#### Work to do:
What is the number of lines holding the word "content"? Write that number and nothing else.
----- Dataset extract
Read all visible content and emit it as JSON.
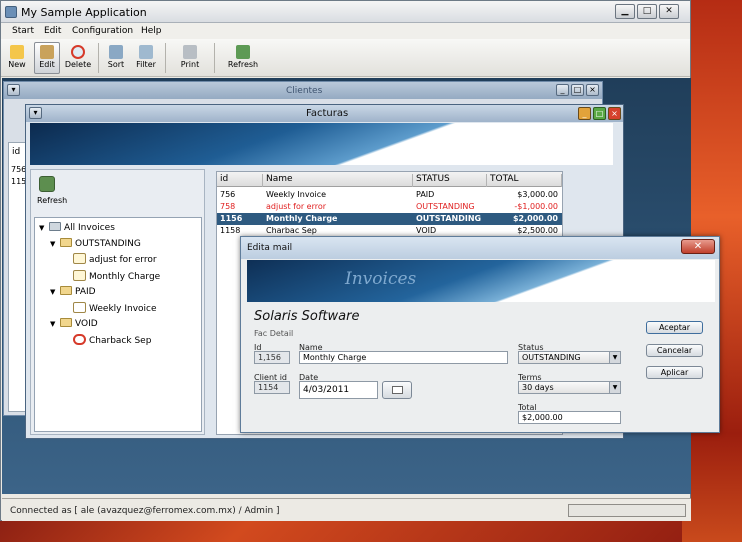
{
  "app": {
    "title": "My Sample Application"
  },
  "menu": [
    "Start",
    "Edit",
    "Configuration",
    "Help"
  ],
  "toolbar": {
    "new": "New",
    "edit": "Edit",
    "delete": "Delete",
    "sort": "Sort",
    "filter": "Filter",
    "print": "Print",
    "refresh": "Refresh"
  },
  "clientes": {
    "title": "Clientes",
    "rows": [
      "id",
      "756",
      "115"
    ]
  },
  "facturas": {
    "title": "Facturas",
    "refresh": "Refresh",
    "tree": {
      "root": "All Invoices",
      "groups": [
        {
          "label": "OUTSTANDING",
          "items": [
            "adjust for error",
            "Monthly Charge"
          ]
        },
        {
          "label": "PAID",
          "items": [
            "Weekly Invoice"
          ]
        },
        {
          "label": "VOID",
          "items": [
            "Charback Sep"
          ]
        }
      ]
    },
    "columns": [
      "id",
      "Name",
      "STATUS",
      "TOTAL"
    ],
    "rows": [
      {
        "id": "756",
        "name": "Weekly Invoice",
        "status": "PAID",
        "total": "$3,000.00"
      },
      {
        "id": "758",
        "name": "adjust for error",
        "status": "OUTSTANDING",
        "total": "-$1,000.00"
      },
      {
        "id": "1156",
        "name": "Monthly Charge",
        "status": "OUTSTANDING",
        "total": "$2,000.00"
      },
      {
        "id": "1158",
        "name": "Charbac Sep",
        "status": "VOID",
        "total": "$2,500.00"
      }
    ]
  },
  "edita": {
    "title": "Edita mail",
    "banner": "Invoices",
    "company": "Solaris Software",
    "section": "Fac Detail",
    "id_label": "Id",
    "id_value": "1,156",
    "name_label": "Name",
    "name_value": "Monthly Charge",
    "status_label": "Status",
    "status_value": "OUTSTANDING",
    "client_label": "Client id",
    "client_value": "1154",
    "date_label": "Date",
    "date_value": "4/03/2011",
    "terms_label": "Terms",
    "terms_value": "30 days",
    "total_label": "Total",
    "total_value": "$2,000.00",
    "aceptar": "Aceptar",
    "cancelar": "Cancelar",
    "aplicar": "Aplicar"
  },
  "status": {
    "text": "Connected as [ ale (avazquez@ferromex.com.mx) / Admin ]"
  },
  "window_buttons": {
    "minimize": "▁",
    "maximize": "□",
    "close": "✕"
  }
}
----------
----- Dataset extract
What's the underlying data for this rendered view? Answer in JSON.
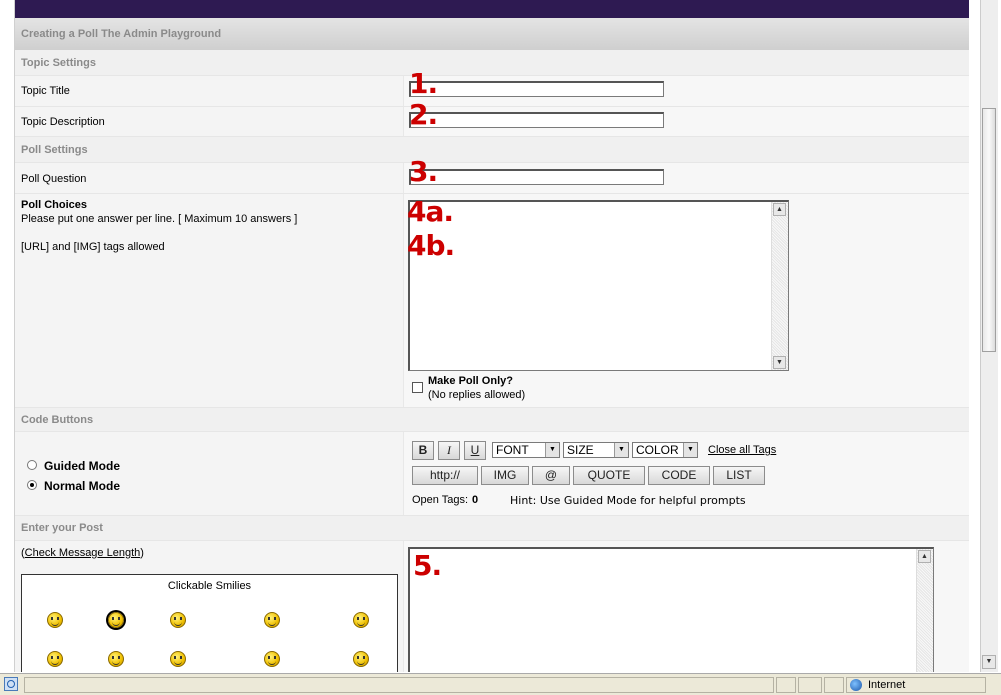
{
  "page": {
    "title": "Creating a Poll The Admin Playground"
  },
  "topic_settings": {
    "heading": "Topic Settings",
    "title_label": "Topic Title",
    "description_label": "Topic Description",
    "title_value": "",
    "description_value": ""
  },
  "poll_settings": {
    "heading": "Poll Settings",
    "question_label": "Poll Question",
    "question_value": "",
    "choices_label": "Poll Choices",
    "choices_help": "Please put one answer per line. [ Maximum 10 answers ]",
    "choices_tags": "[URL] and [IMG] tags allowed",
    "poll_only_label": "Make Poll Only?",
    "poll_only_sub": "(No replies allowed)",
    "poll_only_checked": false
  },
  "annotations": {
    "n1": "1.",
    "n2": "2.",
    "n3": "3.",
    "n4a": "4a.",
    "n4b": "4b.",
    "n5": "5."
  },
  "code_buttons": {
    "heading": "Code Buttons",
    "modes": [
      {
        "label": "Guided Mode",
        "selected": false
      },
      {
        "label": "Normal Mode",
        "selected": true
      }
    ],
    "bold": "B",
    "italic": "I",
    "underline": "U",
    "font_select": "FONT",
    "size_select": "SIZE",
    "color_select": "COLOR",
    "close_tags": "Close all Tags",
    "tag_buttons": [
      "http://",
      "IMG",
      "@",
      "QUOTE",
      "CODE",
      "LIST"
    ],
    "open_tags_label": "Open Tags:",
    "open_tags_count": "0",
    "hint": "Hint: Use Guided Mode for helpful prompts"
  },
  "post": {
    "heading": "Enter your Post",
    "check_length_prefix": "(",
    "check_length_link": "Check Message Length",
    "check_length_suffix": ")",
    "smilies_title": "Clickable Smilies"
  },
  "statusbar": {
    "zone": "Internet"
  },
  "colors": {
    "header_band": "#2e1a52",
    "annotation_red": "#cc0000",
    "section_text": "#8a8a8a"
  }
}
----------
----- Dataset extract
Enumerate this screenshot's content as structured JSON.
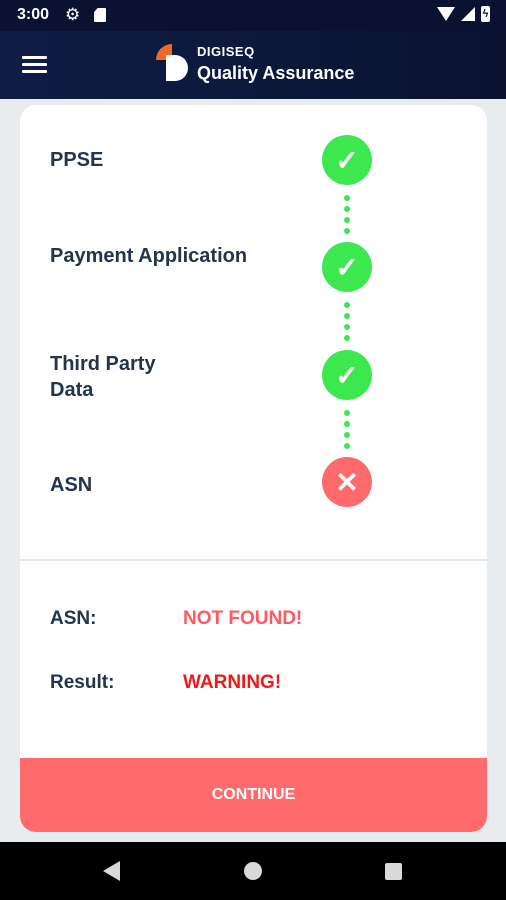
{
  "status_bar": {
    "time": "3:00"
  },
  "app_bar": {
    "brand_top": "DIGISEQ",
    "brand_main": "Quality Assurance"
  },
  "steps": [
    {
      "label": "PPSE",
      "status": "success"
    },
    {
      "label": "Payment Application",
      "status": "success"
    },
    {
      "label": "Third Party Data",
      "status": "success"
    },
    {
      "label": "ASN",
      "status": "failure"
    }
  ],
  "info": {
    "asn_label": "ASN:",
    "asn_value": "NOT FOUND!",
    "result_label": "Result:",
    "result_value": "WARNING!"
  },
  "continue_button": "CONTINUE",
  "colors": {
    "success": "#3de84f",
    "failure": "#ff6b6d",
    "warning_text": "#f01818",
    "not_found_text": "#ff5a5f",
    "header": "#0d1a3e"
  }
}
----------
#### Final result:
2